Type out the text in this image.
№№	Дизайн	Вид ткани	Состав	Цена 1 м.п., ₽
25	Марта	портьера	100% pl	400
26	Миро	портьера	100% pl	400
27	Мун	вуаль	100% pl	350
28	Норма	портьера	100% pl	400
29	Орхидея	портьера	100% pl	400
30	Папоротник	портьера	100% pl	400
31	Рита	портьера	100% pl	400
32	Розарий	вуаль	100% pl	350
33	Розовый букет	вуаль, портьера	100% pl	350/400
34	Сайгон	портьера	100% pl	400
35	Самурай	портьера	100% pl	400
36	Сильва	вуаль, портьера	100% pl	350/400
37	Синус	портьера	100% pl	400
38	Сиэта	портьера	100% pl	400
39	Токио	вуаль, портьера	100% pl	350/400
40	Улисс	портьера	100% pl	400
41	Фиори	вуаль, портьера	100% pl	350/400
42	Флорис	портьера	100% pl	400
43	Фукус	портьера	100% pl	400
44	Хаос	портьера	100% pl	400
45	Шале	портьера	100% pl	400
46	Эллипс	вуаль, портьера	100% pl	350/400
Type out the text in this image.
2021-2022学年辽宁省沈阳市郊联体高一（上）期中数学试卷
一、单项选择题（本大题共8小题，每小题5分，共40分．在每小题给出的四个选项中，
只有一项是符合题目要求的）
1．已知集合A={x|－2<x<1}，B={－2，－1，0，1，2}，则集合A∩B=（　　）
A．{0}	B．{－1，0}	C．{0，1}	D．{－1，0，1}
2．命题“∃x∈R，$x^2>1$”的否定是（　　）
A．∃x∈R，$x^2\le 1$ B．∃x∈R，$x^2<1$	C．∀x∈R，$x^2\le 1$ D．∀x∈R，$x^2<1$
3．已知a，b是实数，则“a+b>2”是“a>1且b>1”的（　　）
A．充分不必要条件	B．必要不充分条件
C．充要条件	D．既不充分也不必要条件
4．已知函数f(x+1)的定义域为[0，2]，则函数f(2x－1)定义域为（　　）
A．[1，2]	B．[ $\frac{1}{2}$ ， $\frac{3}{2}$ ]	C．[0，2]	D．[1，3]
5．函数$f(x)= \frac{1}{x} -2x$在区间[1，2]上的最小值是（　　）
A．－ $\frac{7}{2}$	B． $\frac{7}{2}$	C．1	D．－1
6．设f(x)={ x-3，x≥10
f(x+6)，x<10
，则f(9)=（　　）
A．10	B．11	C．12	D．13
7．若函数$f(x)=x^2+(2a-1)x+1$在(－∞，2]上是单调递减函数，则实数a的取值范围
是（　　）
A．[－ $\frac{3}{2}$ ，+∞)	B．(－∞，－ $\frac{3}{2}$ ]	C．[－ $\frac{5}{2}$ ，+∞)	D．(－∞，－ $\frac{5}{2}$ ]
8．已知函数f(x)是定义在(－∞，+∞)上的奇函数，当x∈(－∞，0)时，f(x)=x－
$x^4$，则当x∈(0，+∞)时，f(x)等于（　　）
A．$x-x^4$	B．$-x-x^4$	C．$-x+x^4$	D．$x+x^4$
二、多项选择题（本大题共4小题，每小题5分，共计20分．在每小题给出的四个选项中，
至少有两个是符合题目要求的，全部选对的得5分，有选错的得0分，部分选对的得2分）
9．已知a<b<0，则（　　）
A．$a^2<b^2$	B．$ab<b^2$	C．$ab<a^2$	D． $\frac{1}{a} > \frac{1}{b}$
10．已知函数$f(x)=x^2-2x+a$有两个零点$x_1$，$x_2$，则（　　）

_TASK INSTRUCTIONS_
Your task is to repeat every entry exactly.

_COMPLETE ANSWER_
Type out the text in this image.
№№	Дизайн	Вид ткани	Состав	Цена 1 м.п., ₽
25	Марта	портьера	100% pl	400
26	Миро	портьера	100% pl	400
27	Мун	вуаль	100% pl	350
28	Норма	портьера	100% pl	400
29	Орхидея	портьера	100% pl	400
30	Папоротник	портьера	100% pl	400
31	Рита	портьера	100% pl	400
32	Розарий	вуаль	100% pl	350
33	Розовый букет	вуаль, портьера	100% pl	350/400
34	Сайгон	портьера	100% pl	400
35	Самурай	портьера	100% pl	400
36	Сильва	вуаль, портьера	100% pl	350/400
37	Синус	портьера	100% pl	400
38	Сиэта	портьера	100% pl	400
39	Токио	вуаль, портьера	100% pl	350/400
40	Улисс	портьера	100% pl	400
41	Фиори	вуаль, портьера	100% pl	350/400
42	Флорис	портьера	100% pl	400
43	Фукус	портьера	100% pl	400
44	Хаос	портьера	100% pl	400
45	Шале	портьера	100% pl	400
46	Эллипс	вуаль, портьера	100% pl	350/400
Type out the text in this image.
2021-2022学年辽宁省沈阳市郊联体高一（上）期中数学试卷
一、单项选择题（本大题共8小题，每小题5分，共40分．在每小题给出的四个选项中，
只有一项是符合题目要求的）
1．已知集合A={x|－2<x<1}，B={－2，－1，0，1，2}，则集合A∩B=（　　）
A．{0}	B．{－1，0}	C．{0，1}	D．{－1，0，1}
2．命题“∃x∈R，$x^2>1$”的否定是（　　）
A．∃x∈R，$x^2\le 1$ B．∃x∈R，$x^2<1$	C．∀x∈R，$x^2\le 1$ D．∀x∈R，$x^2<1$
3．已知a，b是实数，则“a+b>2”是“a>1且b>1”的（　　）
A．充分不必要条件	B．必要不充分条件
C．充要条件	D．既不充分也不必要条件
4．已知函数f(x+1)的定义域为[0，2]，则函数f(2x－1)定义域为（　　）
A．[1，2]	B．[ $\frac{1}{2}$ ， $\frac{3}{2}$ ]	C．[0，2]	D．[1，3]
5．函数$f(x)= \frac{1}{x} -2x$在区间[1，2]上的最小值是（　　）
A．－ $\frac{7}{2}$	B． $\frac{7}{2}$	C．1	D．－1
6．设f(x)={ x-3，x≥10
f(x+6)，x<10
，则f(9)=（　　）
A．10	B．11	C．12	D．13
7．若函数$f(x)=x^2+(2a-1)x+1$在(－∞，2]上是单调递减函数，则实数a的取值范围
是（　　）
A．[－ $\frac{3}{2}$ ，+∞)	B．(－∞，－ $\frac{3}{2}$ ]	C．[－ $\frac{5}{2}$ ，+∞)	D．(－∞，－ $\frac{5}{2}$ ]
8．已知函数f(x)是定义在(－∞，+∞)上的奇函数，当x∈(－∞，0)时，f(x)=x－
$x^4$，则当x∈(0，+∞)时，f(x)等于（　　）
A．$x-x^4$	B．$-x-x^4$	C．$-x+x^4$	D．$x+x^4$
二、多项选择题（本大题共4小题，每小题5分，共计20分．在每小题给出的四个选项中，
至少有两个是符合题目要求的，全部选对的得5分，有选错的得0分，部分选对的得2分）
9．已知a<b<0，则（　　）
A．$a^2<b^2$	B．$ab<b^2$	C．$ab<a^2$	D． $\frac{1}{a} > \frac{1}{b}$
10．已知函数$f(x)=x^2-2x+a$有两个零点$x_1$，$x_2$，则（　　）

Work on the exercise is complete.